:: SOURCE ::
[Start]

Every member of the UCLA community should read or hear a poem sometime between this April and June, said English adjunct assistant professor Reed Wilson.

UCLApoem – Wilson’s brainchild – is a new student-run organization that will organize several poetry readings and events during spring quarter, with the goal of directing an annual UCLAPoetry Festival every spring quarter. The class is also offered for credit as English M192.2: “Public Poetry Project.” Wilson, Creative Writing Coordinator for the English department, said the organization originally started as a practicum course in winter quarter 2018. But there are nonliterature students who wish to develop their affinity for poetry and don’t know how to do so, Wilson said – through UCLApoem, he hopes to help these students and demystify the subject.

“The late poet W. S. Merwin once said that when times get tough, people turn to poetry,” Wilson said. “It’s always there as a source of inspiration, wisdom and advice.”

[End]

:: REQUIRED ACTIONS ::
(a) In the article about UCLApoem, what course is the class offered for credit as?
(b) Render this sentence from the article about UCLApoem in Spanish: "It's always there as a source of inspiration, wisdom and advice."
(c) Write the next part of the article about UCLApoem, picking up after its last sentence.

[Box coordinate listings]
[Start]

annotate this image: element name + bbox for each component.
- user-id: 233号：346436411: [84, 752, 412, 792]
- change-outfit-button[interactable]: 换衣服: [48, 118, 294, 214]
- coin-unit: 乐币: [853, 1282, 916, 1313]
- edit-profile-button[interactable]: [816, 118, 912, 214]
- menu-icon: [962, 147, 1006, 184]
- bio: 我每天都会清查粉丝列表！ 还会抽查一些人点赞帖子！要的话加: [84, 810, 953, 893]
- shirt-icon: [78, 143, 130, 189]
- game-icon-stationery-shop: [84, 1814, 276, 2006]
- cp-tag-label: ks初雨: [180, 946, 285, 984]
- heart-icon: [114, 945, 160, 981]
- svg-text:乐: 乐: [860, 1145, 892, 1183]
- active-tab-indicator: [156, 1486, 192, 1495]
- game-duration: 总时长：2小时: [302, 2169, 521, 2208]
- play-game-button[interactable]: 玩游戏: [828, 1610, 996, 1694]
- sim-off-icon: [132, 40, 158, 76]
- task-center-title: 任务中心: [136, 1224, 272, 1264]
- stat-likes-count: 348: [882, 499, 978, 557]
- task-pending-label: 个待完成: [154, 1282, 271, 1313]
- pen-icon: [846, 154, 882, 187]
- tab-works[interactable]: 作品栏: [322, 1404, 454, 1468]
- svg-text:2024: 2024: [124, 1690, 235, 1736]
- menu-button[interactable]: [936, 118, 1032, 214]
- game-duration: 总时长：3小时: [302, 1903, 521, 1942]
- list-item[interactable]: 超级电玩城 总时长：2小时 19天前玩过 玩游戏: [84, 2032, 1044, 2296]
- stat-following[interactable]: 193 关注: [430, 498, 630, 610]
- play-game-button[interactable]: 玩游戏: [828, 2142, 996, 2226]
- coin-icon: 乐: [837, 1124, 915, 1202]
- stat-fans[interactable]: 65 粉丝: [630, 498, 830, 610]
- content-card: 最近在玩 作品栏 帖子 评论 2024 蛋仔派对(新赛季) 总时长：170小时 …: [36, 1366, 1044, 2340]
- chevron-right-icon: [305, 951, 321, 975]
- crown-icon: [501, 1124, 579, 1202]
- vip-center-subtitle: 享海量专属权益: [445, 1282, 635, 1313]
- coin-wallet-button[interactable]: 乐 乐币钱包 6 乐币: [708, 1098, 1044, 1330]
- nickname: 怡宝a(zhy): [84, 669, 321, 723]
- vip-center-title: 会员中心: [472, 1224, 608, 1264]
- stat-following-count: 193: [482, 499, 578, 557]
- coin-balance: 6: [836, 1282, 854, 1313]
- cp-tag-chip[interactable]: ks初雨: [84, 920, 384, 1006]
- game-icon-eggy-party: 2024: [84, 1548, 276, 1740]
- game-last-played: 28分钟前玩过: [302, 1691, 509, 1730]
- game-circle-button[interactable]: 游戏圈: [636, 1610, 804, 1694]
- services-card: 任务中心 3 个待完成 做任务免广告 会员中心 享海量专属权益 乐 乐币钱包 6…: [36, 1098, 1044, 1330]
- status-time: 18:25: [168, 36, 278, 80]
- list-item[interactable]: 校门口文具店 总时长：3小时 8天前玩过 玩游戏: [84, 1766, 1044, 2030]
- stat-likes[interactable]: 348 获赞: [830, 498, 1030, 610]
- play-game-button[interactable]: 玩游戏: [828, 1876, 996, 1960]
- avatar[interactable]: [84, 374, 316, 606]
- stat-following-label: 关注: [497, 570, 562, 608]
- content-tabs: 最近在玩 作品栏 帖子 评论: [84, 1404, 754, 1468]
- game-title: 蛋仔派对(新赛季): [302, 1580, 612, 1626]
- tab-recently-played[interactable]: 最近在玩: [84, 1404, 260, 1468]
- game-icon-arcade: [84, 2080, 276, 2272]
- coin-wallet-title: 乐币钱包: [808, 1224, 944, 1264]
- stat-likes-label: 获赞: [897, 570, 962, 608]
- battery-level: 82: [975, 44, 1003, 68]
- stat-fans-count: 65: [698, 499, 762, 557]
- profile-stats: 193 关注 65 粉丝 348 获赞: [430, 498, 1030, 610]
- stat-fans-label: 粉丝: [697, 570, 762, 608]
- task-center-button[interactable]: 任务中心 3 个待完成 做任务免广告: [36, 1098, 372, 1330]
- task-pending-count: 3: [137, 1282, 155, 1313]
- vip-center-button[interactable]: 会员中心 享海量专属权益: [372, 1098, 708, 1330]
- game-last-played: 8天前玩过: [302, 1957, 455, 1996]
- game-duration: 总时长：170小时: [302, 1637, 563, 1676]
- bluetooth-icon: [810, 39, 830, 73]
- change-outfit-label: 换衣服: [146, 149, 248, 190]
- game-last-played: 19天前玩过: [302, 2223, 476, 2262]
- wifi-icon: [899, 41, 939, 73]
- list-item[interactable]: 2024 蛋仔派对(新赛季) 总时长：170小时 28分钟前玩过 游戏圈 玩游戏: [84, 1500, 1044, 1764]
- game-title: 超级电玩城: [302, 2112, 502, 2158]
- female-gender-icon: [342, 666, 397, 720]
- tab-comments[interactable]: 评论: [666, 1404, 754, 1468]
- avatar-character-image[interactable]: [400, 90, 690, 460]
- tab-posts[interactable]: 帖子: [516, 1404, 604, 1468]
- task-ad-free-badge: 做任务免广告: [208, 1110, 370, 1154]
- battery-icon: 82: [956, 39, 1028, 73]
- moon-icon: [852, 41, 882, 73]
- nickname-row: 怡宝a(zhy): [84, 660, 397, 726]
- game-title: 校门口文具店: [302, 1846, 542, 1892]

[End]

:: RESULTS BY TASK ::
(a) English M192.2: "Public Poetry Project."

(b) Siempre está ahí como fuente de inspiración, sabiduría y consejo.

(c)
Wilson blames the way poetry traditionally has been taught – with books in a classroom. He said he hopes to invigorate some of the great tradition of poetry in live readings that invite a more sensuous experience. Students also tend to be more aware of works by dead poets, as opposed to contemporary poets, Wilson said. He wants to pay special attention to living poets, like Jane Hirshfield or Brian Turner, in an effort to better engage students.

“We certainly want to foreground our efforts in the living art of poetry,” Wilson said. “By understanding the living art, that draws people back to the inspirations … from the past.”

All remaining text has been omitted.